DIRECTIONS FOR THIS TASK
Set down the full listing exactly as given. Any pictures are to be left out.

SOURCE MATERIAL
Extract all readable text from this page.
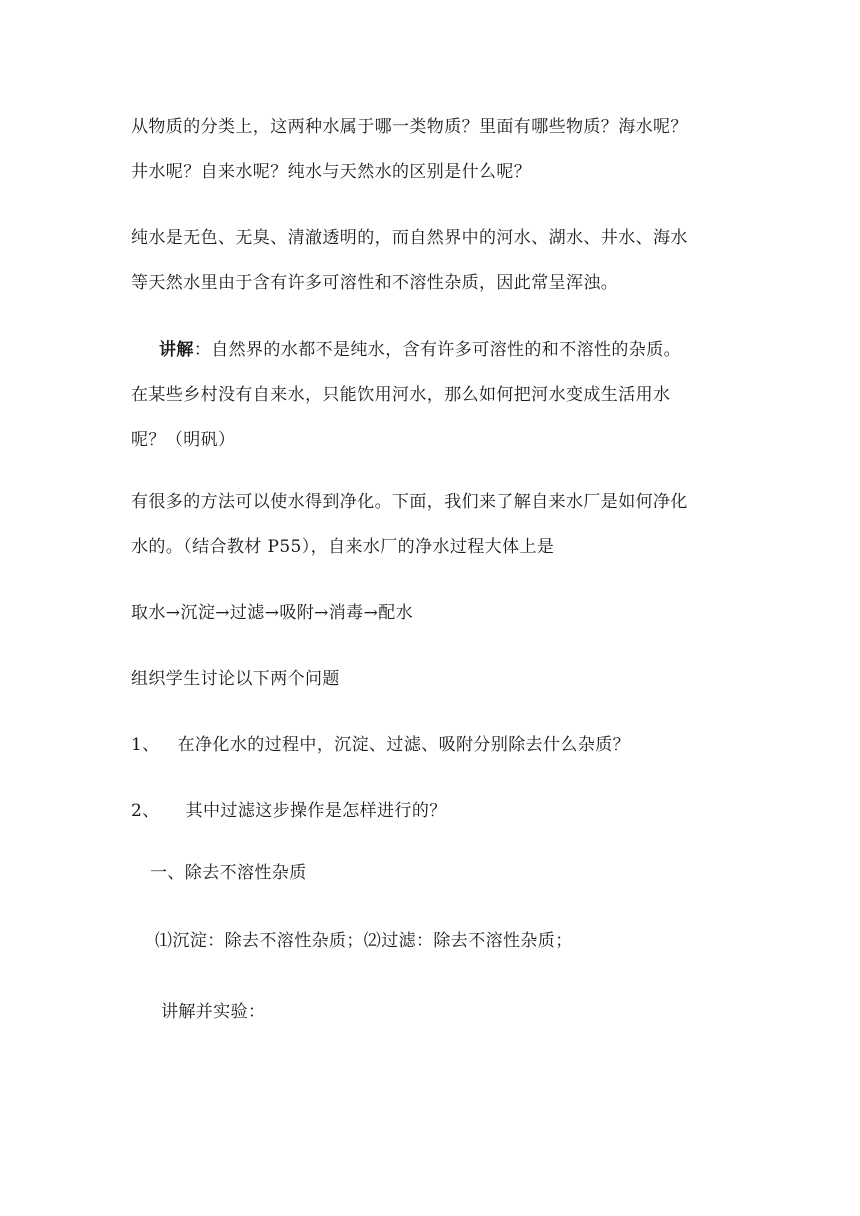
从物质的分类上，这两种水属于哪一类物质？里面有哪些物质？海水呢？
井水呢？自来水呢？纯水与天然水的区别是什么呢？
纯水是无色、无臭、清澈透明的，而自然界中的河水、湖水、井水、海水
等天然水里由于含有许多可溶性和不溶性杂质，因此常呈浑浊。
讲解：自然界的水都不是纯水，含有许多可溶性的和不溶性的杂质。
在某些乡村没有自来水，只能饮用河水，那么如何把河水变成生活用水
呢？（明矾）
有很多的方法可以使水得到净化。下面，我们来了解自来水厂是如何净化
水的。（结合教材 P55），自来水厂的净水过程大体上是
取水→沉淀→过滤→吸附→消毒→配水
组织学生讨论以下两个问题
1、 在净化水的过程中，沉淀、过滤、吸附分别除去什么杂质？
2、 其中过滤这步操作是怎样进行的？
一、除去不溶性杂质
⑴沉淀：除去不溶性杂质；⑵过滤：除去不溶性杂质；
讲解并实验：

WRITTEN RESPONSE
Extract all readable text from this page.
从物质的分类上，这两种水属于哪一类物质？里面有哪些物质？海水呢？
井水呢？自来水呢？纯水与天然水的区别是什么呢？
纯水是无色、无臭、清澈透明的，而自然界中的河水、湖水、井水、海水
等天然水里由于含有许多可溶性和不溶性杂质，因此常呈浑浊。
讲解：自然界的水都不是纯水，含有许多可溶性的和不溶性的杂质。
在某些乡村没有自来水，只能饮用河水，那么如何把河水变成生活用水
呢？（明矾）
有很多的方法可以使水得到净化。下面，我们来了解自来水厂是如何净化
水的。（结合教材 P55），自来水厂的净水过程大体上是
取水→沉淀→过滤→吸附→消毒→配水
组织学生讨论以下两个问题
1、 在净化水的过程中，沉淀、过滤、吸附分别除去什么杂质？
2、 其中过滤这步操作是怎样进行的？
一、除去不溶性杂质
⑴沉淀：除去不溶性杂质；⑵过滤：除去不溶性杂质；
讲解并实验：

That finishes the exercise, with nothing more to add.